Prompt:
Exactly as written, please set down all of the entries again, with no pictures.

Data section:
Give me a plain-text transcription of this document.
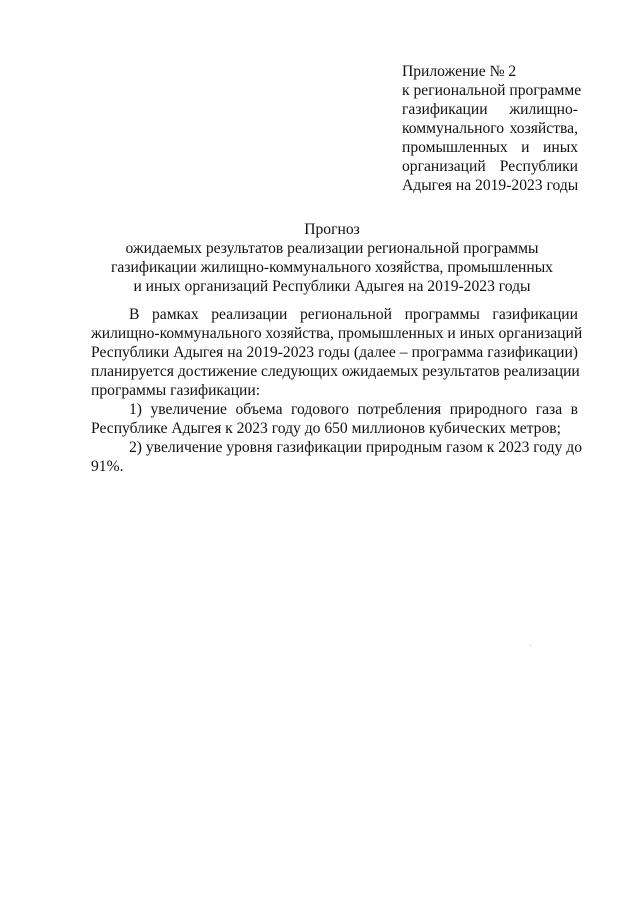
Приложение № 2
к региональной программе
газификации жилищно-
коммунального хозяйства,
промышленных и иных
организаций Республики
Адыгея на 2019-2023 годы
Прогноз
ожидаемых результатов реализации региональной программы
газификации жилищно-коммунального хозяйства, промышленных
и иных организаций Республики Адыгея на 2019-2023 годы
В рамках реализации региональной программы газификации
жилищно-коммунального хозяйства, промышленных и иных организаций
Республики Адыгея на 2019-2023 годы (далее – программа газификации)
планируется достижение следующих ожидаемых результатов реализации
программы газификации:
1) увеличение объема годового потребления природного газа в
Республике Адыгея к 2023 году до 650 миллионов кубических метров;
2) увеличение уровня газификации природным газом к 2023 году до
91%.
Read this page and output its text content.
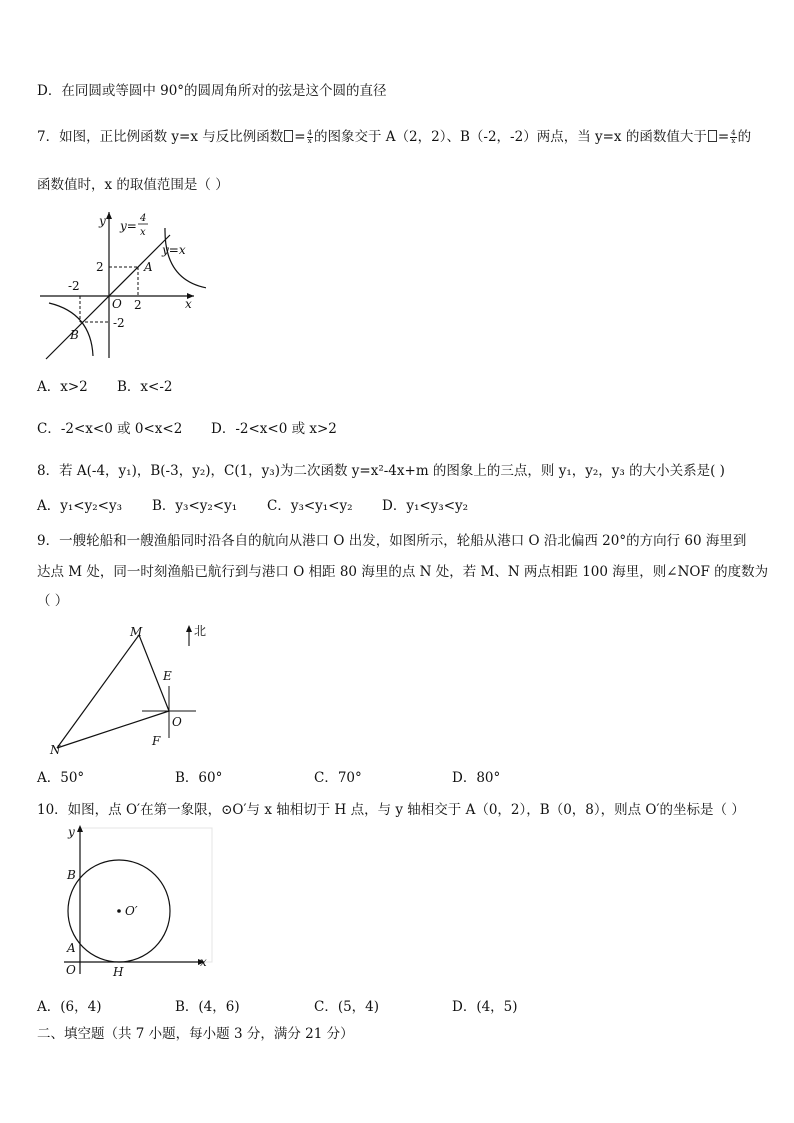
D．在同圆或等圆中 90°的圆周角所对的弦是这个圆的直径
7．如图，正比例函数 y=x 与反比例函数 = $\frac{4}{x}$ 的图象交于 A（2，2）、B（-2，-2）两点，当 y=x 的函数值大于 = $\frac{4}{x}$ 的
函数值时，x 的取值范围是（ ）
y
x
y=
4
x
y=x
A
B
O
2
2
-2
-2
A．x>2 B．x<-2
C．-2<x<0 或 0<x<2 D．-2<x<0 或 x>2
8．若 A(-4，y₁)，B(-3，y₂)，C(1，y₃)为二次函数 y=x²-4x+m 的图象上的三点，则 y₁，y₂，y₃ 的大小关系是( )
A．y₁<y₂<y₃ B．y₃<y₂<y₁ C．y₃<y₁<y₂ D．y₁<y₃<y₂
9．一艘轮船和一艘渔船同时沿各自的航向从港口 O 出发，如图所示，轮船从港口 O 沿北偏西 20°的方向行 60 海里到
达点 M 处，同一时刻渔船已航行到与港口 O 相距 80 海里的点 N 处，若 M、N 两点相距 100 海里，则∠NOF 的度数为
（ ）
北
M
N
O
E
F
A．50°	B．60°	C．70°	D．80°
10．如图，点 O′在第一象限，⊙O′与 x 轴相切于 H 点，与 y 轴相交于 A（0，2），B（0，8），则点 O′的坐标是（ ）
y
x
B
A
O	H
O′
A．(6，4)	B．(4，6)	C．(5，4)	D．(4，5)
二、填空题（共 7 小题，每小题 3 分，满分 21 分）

Solution:
Give me a plain-text transcription of this document.
Приложение № 2
к региональной программе
газификации жилищно-
коммунального хозяйства,
промышленных и иных
организаций Республики
Адыгея на 2019-2023 годы
Прогноз
ожидаемых результатов реализации региональной программы
газификации жилищно-коммунального хозяйства, промышленных
и иных организаций Республики Адыгея на 2019-2023 годы
В рамках реализации региональной программы газификации
жилищно-коммунального хозяйства, промышленных и иных организаций
Республики Адыгея на 2019-2023 годы (далее – программа газификации)
планируется достижение следующих ожидаемых результатов реализации
программы газификации:
1) увеличение объема годового потребления природного газа в
Республике Адыгея к 2023 году до 650 миллионов кубических метров;
2) увеличение уровня газификации природным газом к 2023 году до
91%.
Read this page and output its text content.
D．在同圆或等圆中 90°的圆周角所对的弦是这个圆的直径
7．如图，正比例函数 y=x 与反比例函数 = $\frac{4}{x}$ 的图象交于 A（2，2）、B（-2，-2）两点，当 y=x 的函数值大于 = $\frac{4}{x}$ 的
函数值时，x 的取值范围是（ ）
y
x
y=
4
x
y=x
A
B
O
2
2
-2
-2
A．x>2 B．x<-2
C．-2<x<0 或 0<x<2 D．-2<x<0 或 x>2
8．若 A(-4，y₁)，B(-3，y₂)，C(1，y₃)为二次函数 y=x²-4x+m 的图象上的三点，则 y₁，y₂，y₃ 的大小关系是( )
A．y₁<y₂<y₃ B．y₃<y₂<y₁ C．y₃<y₁<y₂ D．y₁<y₃<y₂
9．一艘轮船和一艘渔船同时沿各自的航向从港口 O 出发，如图所示，轮船从港口 O 沿北偏西 20°的方向行 60 海里到
达点 M 处，同一时刻渔船已航行到与港口 O 相距 80 海里的点 N 处，若 M、N 两点相距 100 海里，则∠NOF 的度数为
（ ）
北
M
N
O
E
F
A．50°	B．60°	C．70°	D．80°
10．如图，点 O′在第一象限，⊙O′与 x 轴相切于 H 点，与 y 轴相交于 A（0，2），B（0，8），则点 O′的坐标是（ ）
y
x
B
A
O	H
O′
A．(6，4)	B．(4，6)	C．(5，4)	D．(4，5)
二、填空题（共 7 小题，每小题 3 分，满分 21 分）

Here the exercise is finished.